Do this |
Report, word for word, every line of the material that contains "English".
[start of Provided material]
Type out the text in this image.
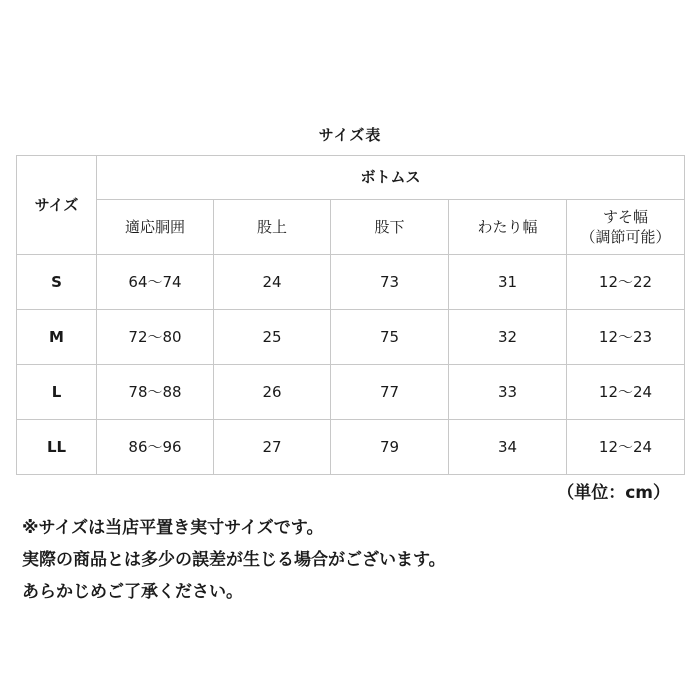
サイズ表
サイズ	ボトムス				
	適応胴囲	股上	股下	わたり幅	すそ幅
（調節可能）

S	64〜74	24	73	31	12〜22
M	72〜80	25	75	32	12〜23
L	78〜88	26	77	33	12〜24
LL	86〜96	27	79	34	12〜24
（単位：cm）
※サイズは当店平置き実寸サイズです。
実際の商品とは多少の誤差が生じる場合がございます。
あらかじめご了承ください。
[end of Provided material]
[start of Provided material]
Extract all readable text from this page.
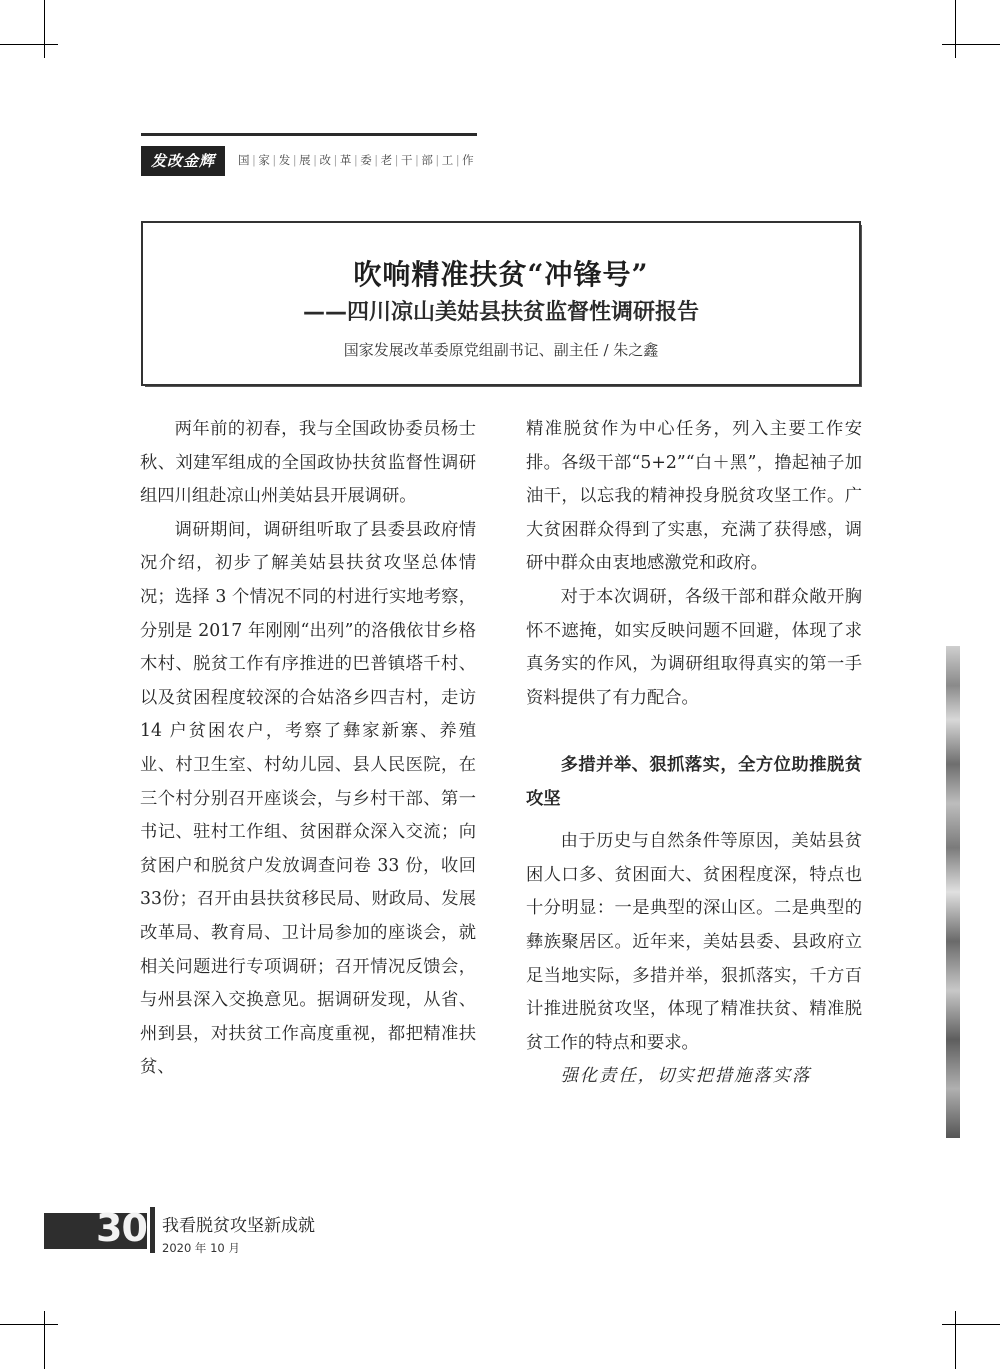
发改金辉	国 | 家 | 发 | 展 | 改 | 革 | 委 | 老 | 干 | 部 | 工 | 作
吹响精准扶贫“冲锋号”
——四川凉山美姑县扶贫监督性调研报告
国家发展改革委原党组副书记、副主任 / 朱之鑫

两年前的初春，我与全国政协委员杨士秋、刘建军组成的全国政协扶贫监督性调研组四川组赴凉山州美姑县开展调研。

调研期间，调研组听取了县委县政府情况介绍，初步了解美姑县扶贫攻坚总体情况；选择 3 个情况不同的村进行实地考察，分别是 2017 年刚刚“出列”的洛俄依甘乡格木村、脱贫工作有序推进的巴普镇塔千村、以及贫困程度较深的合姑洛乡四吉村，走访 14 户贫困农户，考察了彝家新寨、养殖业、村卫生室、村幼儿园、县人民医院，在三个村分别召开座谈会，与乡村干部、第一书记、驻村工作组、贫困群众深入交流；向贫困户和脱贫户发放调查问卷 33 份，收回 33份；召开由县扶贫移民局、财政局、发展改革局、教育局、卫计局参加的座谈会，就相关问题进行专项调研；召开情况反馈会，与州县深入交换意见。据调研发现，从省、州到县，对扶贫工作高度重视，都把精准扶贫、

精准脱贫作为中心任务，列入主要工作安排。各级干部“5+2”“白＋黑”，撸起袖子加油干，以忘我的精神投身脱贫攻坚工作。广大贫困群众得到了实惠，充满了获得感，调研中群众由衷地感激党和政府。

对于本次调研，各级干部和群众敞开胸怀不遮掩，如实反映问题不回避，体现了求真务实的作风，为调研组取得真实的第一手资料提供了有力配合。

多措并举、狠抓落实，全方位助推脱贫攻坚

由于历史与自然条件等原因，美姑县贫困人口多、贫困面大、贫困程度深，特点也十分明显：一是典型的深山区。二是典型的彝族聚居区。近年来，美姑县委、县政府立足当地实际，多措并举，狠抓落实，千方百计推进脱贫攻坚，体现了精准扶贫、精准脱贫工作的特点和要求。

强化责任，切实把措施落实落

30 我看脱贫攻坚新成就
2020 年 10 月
[end of Provided material]
[start of Provided material]
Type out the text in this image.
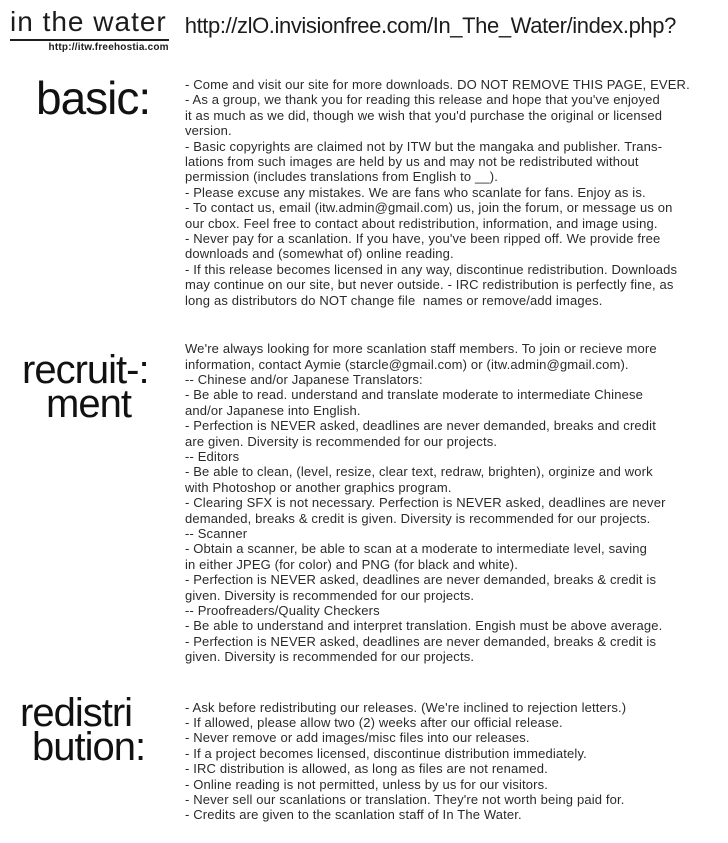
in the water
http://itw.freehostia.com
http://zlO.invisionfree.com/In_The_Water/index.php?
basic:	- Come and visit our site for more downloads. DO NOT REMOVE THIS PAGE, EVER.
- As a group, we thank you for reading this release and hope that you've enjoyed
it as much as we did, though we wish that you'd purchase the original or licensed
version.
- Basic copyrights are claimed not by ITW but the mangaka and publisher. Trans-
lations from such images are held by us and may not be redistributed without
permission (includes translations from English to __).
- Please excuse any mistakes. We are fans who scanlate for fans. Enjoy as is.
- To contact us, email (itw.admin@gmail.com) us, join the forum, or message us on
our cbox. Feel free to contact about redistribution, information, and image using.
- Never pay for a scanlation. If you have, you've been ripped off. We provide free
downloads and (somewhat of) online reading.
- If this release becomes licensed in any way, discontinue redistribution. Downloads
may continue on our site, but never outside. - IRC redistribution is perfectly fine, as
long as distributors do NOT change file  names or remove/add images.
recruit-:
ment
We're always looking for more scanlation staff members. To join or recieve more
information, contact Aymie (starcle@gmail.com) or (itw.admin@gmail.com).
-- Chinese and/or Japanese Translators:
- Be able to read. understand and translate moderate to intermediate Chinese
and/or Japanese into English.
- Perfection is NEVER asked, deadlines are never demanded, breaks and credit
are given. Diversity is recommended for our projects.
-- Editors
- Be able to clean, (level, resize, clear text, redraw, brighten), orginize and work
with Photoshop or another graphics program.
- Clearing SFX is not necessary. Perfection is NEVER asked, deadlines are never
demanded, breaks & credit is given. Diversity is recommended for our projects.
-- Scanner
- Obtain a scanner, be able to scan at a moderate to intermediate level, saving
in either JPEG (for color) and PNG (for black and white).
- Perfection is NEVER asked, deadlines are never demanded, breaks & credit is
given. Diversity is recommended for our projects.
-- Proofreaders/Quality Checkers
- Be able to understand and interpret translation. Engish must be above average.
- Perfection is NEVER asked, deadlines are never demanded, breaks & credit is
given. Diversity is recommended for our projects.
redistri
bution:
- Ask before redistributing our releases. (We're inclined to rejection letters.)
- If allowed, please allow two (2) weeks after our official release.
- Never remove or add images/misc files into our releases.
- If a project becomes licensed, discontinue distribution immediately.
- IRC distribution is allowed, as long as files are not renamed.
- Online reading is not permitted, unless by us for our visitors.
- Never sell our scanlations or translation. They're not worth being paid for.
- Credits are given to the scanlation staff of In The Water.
[end of Provided material]
Solution to the problem |
permission (includes translations from English to __).
and/or Japanese into English.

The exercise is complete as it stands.